**TO DO:** Reply with one number only, the count of lines holding the string "Actum".

**RECORDS PROVIDED:**
************
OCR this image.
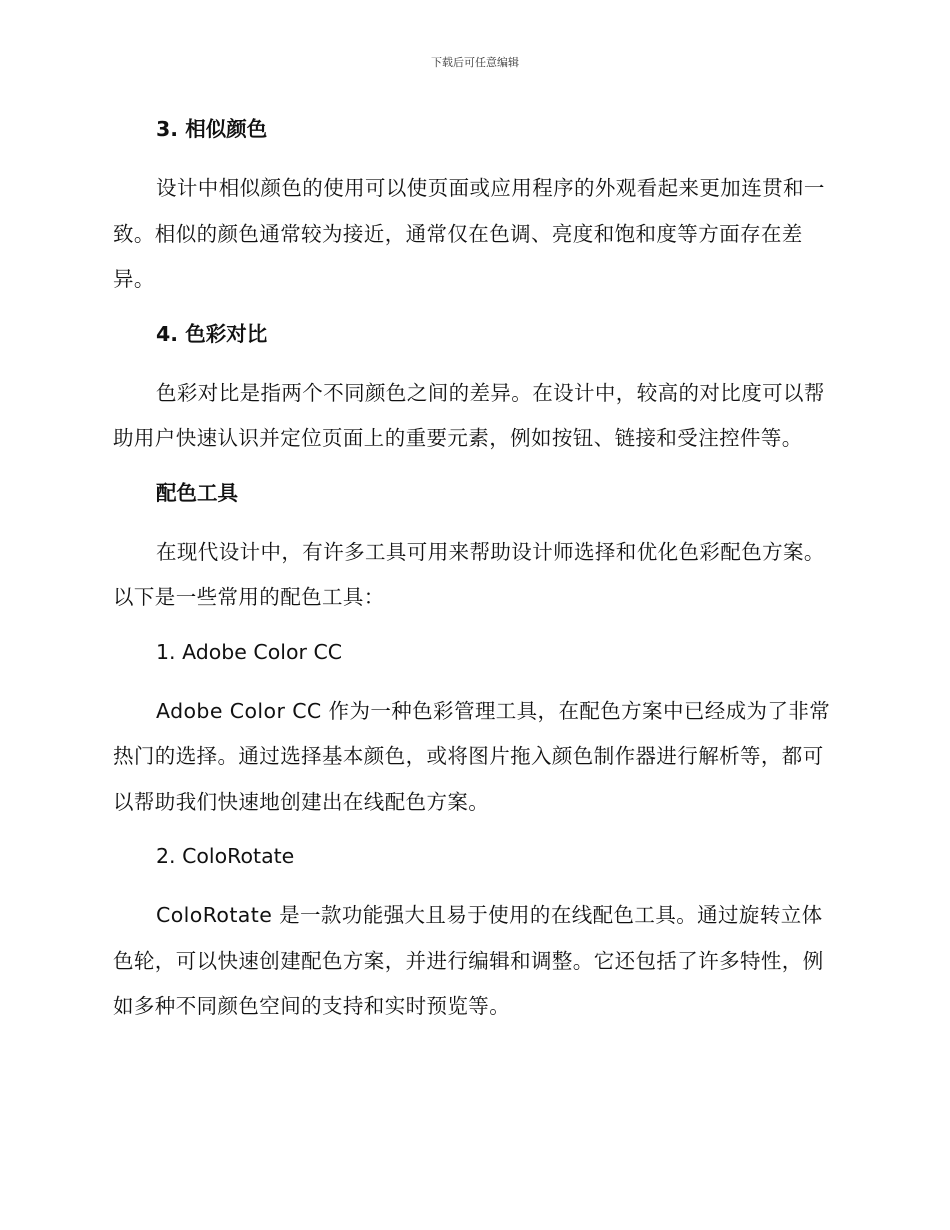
下载后可任意编辑
3. 相似颜色
设计中相似颜色的使用可以使页面或应用程序的外观看起来更加连贯和一致。相似的颜色通常较为接近，通常仅在色调、亮度和饱和度等方面存在差异。
4. 色彩对比
色彩对比是指两个不同颜色之间的差异。在设计中，较高的对比度可以帮助用户快速认识并定位页面上的重要元素，例如按钮、链接和受注控件等。
配色工具
在现代设计中，有许多工具可用来帮助设计师选择和优化色彩配色方案。以下是一些常用的配色工具：
1. Adobe Color CC
Adobe Color CC 作为一种色彩管理工具，在配色方案中已经成为了非常热门的选择。通过选择基本颜色，或将图片拖入颜色制作器进行解析等，都可以帮助我们快速地创建出在线配色方案。
2. ColoRotate
ColoRotate 是一款功能强大且易于使用的在线配色工具。通过旋转立体色轮，可以快速创建配色方案，并进行编辑和调整。它还包括了许多特性，例如多种不同颜色空间的支持和实时预览等。
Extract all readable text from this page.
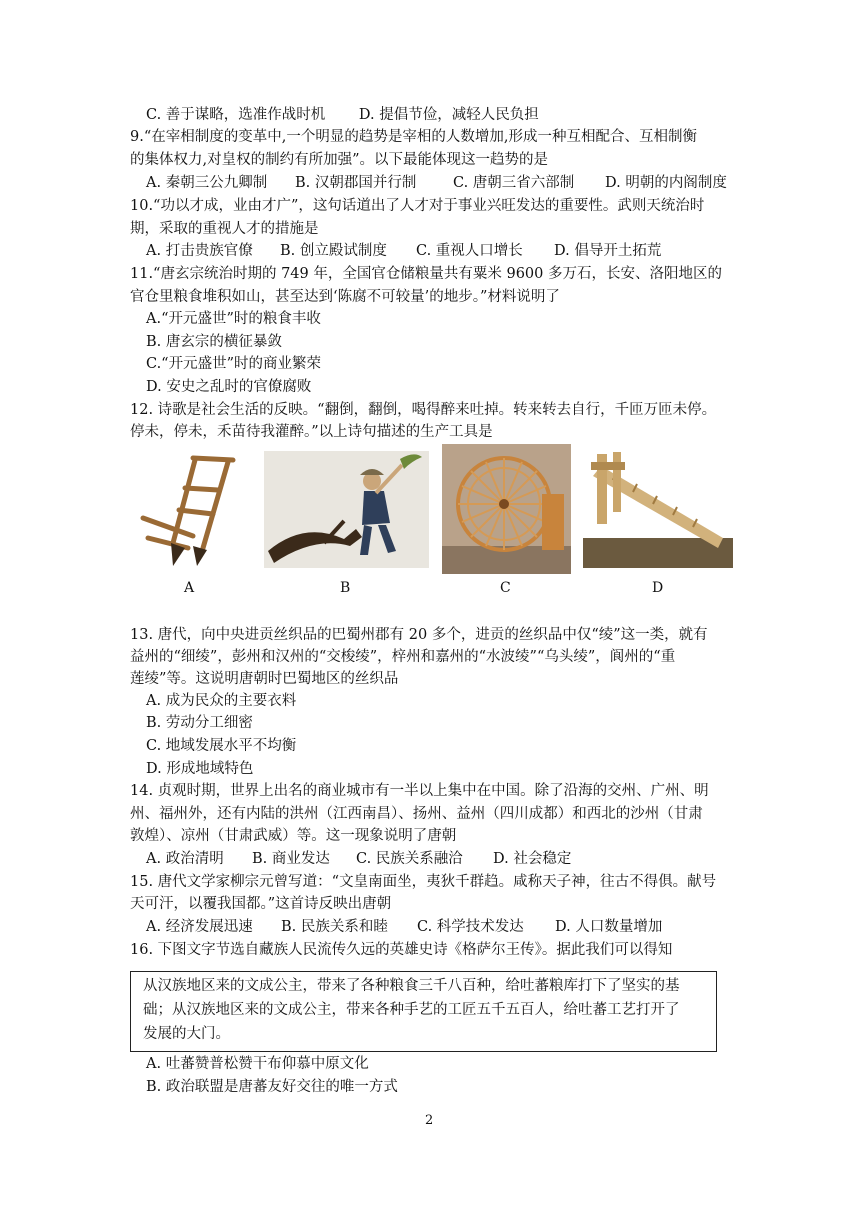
C. 善于谋略，选准作战时机　　 D. 提倡节俭，减轻人民负担
9.“在宰相制度的变革中,一个明显的趋势是宰相的人数增加,形成一种互相配合、互相制衡
的集体权力,对皇权的制约有所加强”。以下最能体现这一趋势的是
A. 秦朝三公九卿制	B. 汉朝郡国并行制	C. 唐朝三省六部制	D. 明朝的内阁制度
10.“功以才成，业由才广”，这句话道出了人才对于事业兴旺发达的重要性。武则天统治时
期，采取的重视人才的措施是
A. 打击贵族官僚	B. 创立殿试制度	C. 重视人口增长	D. 倡导开土拓荒
11.“唐玄宗统治时期的 749 年，全国官仓储粮量共有粟米 9600 多万石，长安、洛阳地区的
官仓里粮食堆积如山，甚至达到‘陈腐不可较量’的地步。”材料说明了
A.“开元盛世”时的粮食丰收
B. 唐玄宗的横征暴敛
C.“开元盛世”时的商业繁荣
D. 安史之乱时的官僚腐败
12. 诗歌是社会生活的反映。“翻倒，翻倒，喝得醉来吐掉。转来转去自行，千匝万匝未停。
停未，停未，禾苗待我灌醉。”以上诗句描述的生产工具是
A	B	C	D
13. 唐代，向中央进贡丝织品的巴蜀州郡有 20 多个，进贡的丝织品中仅“绫”这一类，就有
益州的“细绫”，彭州和汉州的“交梭绫”，梓州和嘉州的“水波绫”“乌头绫”，阆州的“重
莲绫”等。这说明唐朝时巴蜀地区的丝织品
A. 成为民众的主要衣料
B. 劳动分工细密
C. 地域发展水平不均衡
D. 形成地域特色
14. 贞观时期，世界上出名的商业城市有一半以上集中在中国。除了沿海的交州、广州、明
州、福州外，还有内陆的洪州（江西南昌）、扬州、益州（四川成都）和西北的沙州（甘肃
敦煌）、凉州（甘肃武威）等。这一现象说明了唐朝
A. 政治清明	B. 商业发达	C. 民族关系融洽	D. 社会稳定
15. 唐代文学家柳宗元曾写道：“文皇南面坐，夷狄千群趋。咸称天子神，往古不得俱。献号
天可汗，以覆我国都。”这首诗反映出唐朝
A. 经济发展迅速	B. 民族关系和睦	C. 科学技术发达	D. 人口数量增加
16. 下图文字节选自藏族人民流传久远的英雄史诗《格萨尔王传》。据此我们可以得知
从汉族地区来的文成公主，带来了各种粮食三千八百种，给吐蕃粮库打下了坚实的基
础；从汉族地区来的文成公主，带来各种手艺的工匠五千五百人，给吐蕃工艺打开了
发展的大门。
A. 吐蕃赞普松赞干布仰慕中原文化
B. 政治联盟是唐蕃友好交往的唯一方式
2
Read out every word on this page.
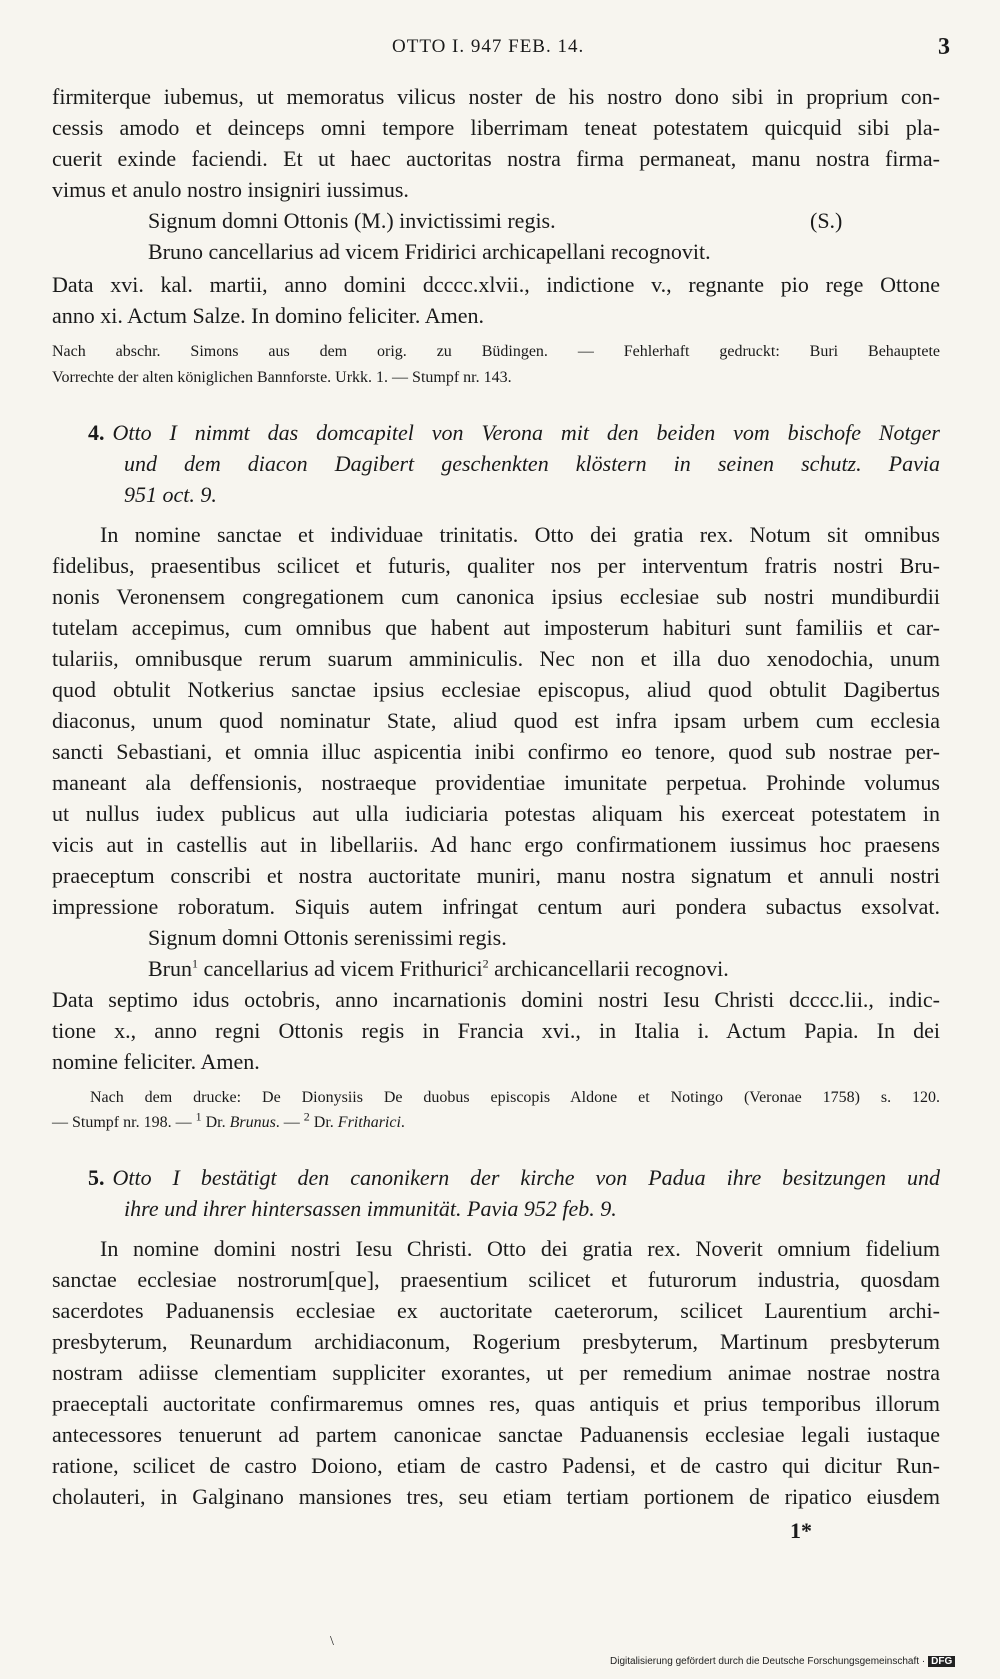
OTTO I. 947 FEB. 14.	3
firmiterque iubemus, ut memoratus vilicus noster de his nostro dono sibi in proprium con-
cessis amodo et deinceps omni tempore liberrimam teneat potestatem quicquid sibi pla-
cuerit exinde faciendi. Et ut haec auctoritas nostra firma permaneat, manu nostra firma-
vimus et anulo nostro insigniri iussimus.
Signum domni Ottonis (M.) invictissimi regis.	(S.)
Bruno cancellarius ad vicem Fridirici archicapellani recognovit.
Data xvi. kal. martii, anno domini dcccc.xlvii., indictione v., regnante pio rege Ottone
anno xi. Actum Salze. In domino feliciter. Amen.
Nach abschr. Simons aus dem orig. zu Büdingen. — Fehlerhaft gedruckt: Buri Behauptete
Vorrechte der alten königlichen Bannforste. Urkk. 1. — Stumpf nr. 143.
4. Otto I nimmt das domcapitel von Verona mit den beiden vom bischofe Notger
und dem diacon Dagibert geschenkten klöstern in seinen schutz. Pavia
951 oct. 9.
In nomine sanctae et individuae trinitatis. Otto dei gratia rex. Notum sit omnibus
fidelibus, praesentibus scilicet et futuris, qualiter nos per interventum fratris nostri Bru-
nonis Veronensem congregationem cum canonica ipsius ecclesiae sub nostri mundiburdii
tutelam accepimus, cum omnibus que habent aut imposterum habituri sunt familiis et car-
tulariis, omnibusque rerum suarum amminiculis. Nec non et illa duo xenodochia, unum
quod obtulit Notkerius sanctae ipsius ecclesiae episcopus, aliud quod obtulit Dagibertus
diaconus, unum quod nominatur State, aliud quod est infra ipsam urbem cum ecclesia
sancti Sebastiani, et omnia illuc aspicentia inibi confirmo eo tenore, quod sub nostrae per-
maneant ala deffensionis, nostraeque providentiae imunitate perpetua. Prohinde volumus
ut nullus iudex publicus aut ulla iudiciaria potestas aliquam his exerceat potestatem in
vicis aut in castellis aut in libellariis. Ad hanc ergo confirmationem iussimus hoc praesens
praeceptum conscribi et nostra auctoritate muniri, manu nostra signatum et annuli nostri
impressione roboratum. Siquis autem infringat centum auri pondera subactus exsolvat.
Signum domni Ottonis serenissimi regis.
Brun$^1$ cancellarius ad vicem Frithurici$^2$ archicancellarii recognovi.
Data septimo idus octobris, anno incarnationis domini nostri Iesu Christi dcccc.lii., indic-
tione x., anno regni Ottonis regis in Francia xvi., in Italia i. Actum Papia. In dei
nomine feliciter. Amen.
Nach dem drucke: De Dionysiis De duobus episcopis Aldone et Notingo (Veronae 1758) s. 120.
— Stumpf nr. 198. — $^1$ Dr. Brunus. — $^2$ Dr. Fritharici.
5. Otto I bestätigt den canonikern der kirche von Padua ihre besitzungen und
ihre und ihrer hintersassen immunität. Pavia 952 feb. 9.
In nomine domini nostri Iesu Christi. Otto dei gratia rex. Noverit omnium fidelium
sanctae ecclesiae nostrorum[que], praesentium scilicet et futurorum industria, quosdam
sacerdotes Paduanensis ecclesiae ex auctoritate caeterorum, scilicet Laurentium archi-
presbyterum, Reunardum archidiaconum, Rogerium presbyterum, Martinum presbyterum
nostram adiisse clementiam suppliciter exorantes, ut per remedium animae nostrae nostra
praeceptali auctoritate confirmaremus omnes res, quas antiquis et prius temporibus illorum
antecessores tenuerunt ad partem canonicae sanctae Paduanensis ecclesiae legali iustaque
ratione, scilicet de castro Doiono, etiam de castro Padensi, et de castro qui dicitur Run-
cholauteri, in Galginano mansiones tres, seu etiam tertiam portionem de ripatico eiusdem
1*
\
Digitalisierung gefördert durch die Deutsche Forschungsgemeinschaft · DFG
************
**THE OUTPUT:** 2